Trecho selecionado:

━━━━━━━━━━━━━━━━━━━━

Por, Eliane Cerqueira.
Na África, àkàrà (bola de fogo), no Brasil acarajé, prato abençoado, oferecido a Iansã, rainha dos raios, guerreira das ventanias, mulher mais poderosa da África negra, orixá feminino mais popular entre os mitos da Umbanda e do Candomblé. Através desse alimento, os adeptos de Iansã se aproximam dos seus deuses e dão sentido ao seu universo religioso.
“Oyá, Oyá ela é dona do mundo. Oyá, Oyá mãe Oyá venceu guerra”. São muitos os cantos entoados em homenagem a Iansã, por aqueles que não enxergam esse alimento, apenas, como uma forma de subsistência, mas como um bem cultural, repleto de tradição e significados que os auxiliam no culto dos orixás.
O acarajé não é somente um prato típico da Bahia, esse alimento expressa valores culturais que perpassam o simples ato de se alimentar e contribui para a formação da identidade cultural do povo baiano. Identidade passada de geração em geração e que durante a história da nossa sociedade e, principalmente, da sociedade baiana tem desempenhado um papel de extrema importância, no que tange a redescobrir costumes e revelar a identidade de um povo que procura manter vivas suas raízes.
No seu preparo, ingredientes como o azeite de dendê e o feijão, são tidos como primordiais. O feijão se encontra associado a divindades como Obaluaê que é representado pelo feijão preto. Yemanjá, rainha e dona do feijão branco e Iansã senhora do feijão fradinho. É notório perceber através dessas associações que os aspectos culturais e religiosos estão intrínsecos na nossa alimentação, definindo assim, o que comemos, por que comemos e quando comemos.

━━━━━━━━━━━━━━━━━━━━

Exercício proposto A: Extraia do texto sobre o acarajé a parte que se inicia com as palavras que contêm "Na África, àkàrà" e se encerra em "culto dos orixás.".
Exercício proposto B: De acordo com o texto sobre o acarajé, por qual feijão Obaluaê é representado?

Dados fornecidos:
━━━━━━━━━━━━━━━━━━━━

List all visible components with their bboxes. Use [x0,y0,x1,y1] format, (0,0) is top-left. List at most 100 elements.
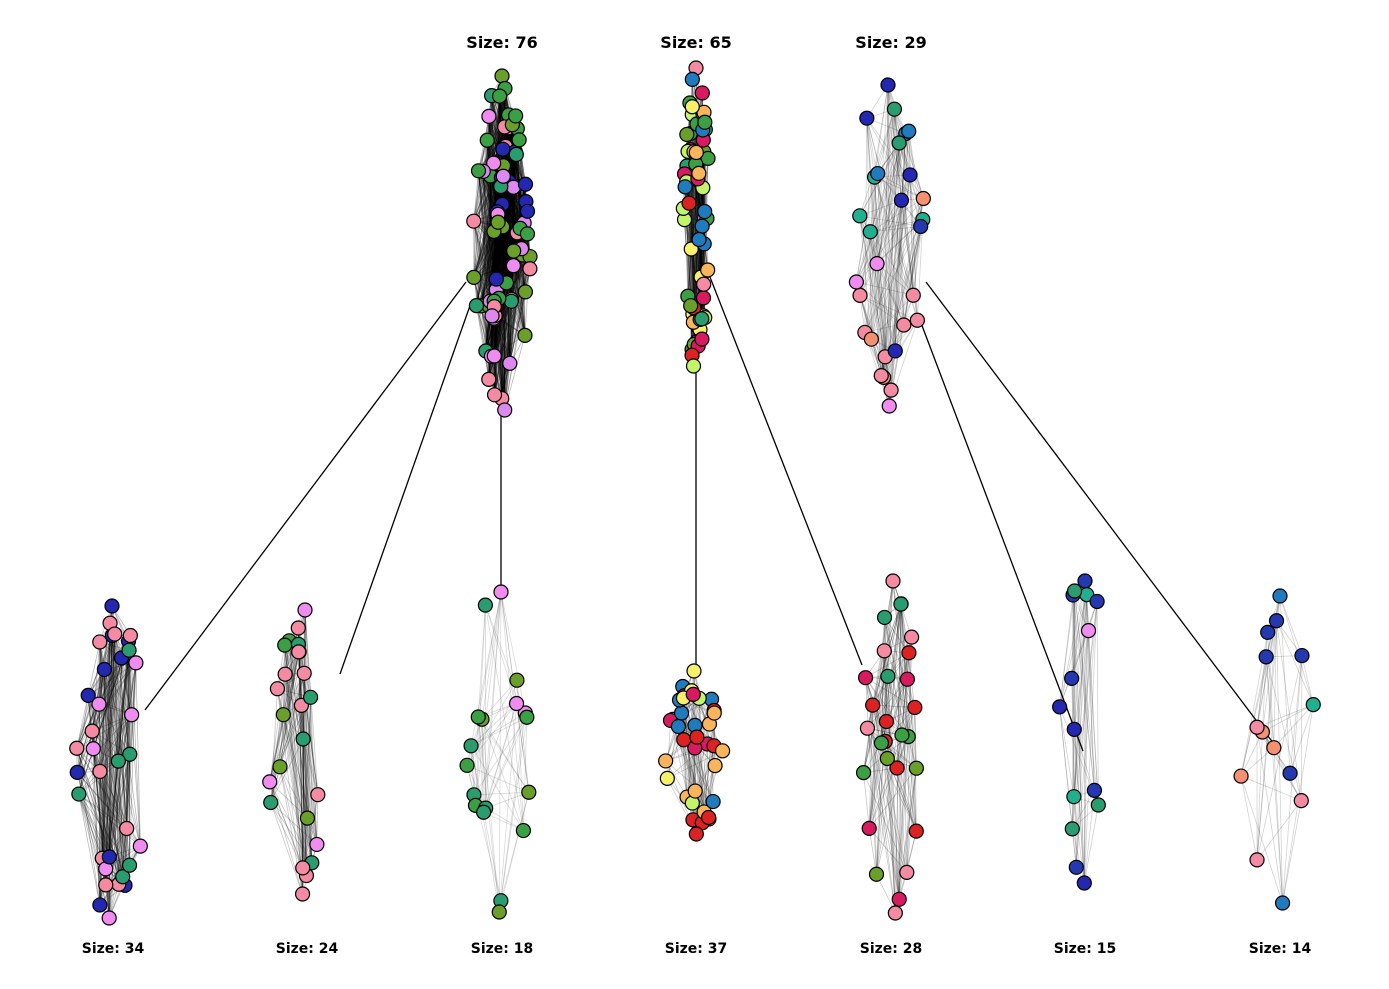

━━━━━━━━━━━━━━━━━━━━

Resposta desenvolvida A:
Na África, àkàrà (bola de fogo), no Brasil acarajé, prato abençoado, oferecido a Iansã, rainha dos raios, guerreira das ventanias, mulher mais poderosa da África negra, orixá feminino mais popular entre os mitos da Umbanda e do Candomblé. Através desse alimento, os adeptos de Iansã se aproximam dos seus deuses e dão sentido ao seu universo religioso.
“Oyá, Oyá ela é dona do mundo. Oyá, Oyá mãe Oyá venceu guerra”. São muitos os cantos entoados em homenagem a Iansã, por aqueles que não enxergam esse alimento, apenas, como uma forma de subsistência, mas como um bem cultural, repleto de tradição e significados que os auxiliam no culto dos orixás.

Resposta desenvolvida B: Obaluaê é representado pelo feijão preto.